Only lines with the string "confidence" matter here; gather them from the material below.

* **Records shown**
————————

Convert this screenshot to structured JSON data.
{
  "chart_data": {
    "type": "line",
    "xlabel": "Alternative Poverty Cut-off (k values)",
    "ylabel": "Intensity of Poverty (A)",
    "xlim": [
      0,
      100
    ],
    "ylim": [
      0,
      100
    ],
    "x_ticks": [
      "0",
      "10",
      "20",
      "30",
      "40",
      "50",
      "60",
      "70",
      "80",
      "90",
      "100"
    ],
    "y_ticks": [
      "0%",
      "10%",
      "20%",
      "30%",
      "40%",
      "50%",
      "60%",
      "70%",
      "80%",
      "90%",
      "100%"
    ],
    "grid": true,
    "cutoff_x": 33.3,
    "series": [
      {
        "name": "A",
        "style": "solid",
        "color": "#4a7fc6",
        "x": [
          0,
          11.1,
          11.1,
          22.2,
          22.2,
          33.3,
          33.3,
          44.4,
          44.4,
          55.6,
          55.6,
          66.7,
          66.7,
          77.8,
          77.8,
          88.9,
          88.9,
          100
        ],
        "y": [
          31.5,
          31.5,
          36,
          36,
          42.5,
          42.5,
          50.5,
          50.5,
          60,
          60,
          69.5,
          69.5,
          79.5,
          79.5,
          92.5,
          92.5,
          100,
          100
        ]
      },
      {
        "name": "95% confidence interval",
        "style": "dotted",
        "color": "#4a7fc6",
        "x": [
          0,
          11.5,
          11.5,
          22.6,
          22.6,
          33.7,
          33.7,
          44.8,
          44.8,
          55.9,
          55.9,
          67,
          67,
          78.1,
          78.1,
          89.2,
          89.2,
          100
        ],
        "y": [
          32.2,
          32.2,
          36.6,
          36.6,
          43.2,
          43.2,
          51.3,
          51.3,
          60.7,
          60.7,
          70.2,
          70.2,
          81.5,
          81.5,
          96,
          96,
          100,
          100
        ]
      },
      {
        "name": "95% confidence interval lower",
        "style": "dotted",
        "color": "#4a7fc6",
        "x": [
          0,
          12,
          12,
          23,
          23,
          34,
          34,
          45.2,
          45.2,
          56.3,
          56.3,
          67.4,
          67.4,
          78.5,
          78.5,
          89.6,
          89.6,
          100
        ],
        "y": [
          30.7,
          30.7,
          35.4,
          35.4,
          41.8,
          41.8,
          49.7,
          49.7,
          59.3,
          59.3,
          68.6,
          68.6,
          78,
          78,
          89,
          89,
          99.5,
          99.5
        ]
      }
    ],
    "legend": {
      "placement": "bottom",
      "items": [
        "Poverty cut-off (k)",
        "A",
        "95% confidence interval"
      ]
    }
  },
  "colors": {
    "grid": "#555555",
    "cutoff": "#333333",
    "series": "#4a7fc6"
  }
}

————————

* **Output**
        "name": "95% confidence interval",
        "name": "95% confidence interval lower",
        "95% confidence interval"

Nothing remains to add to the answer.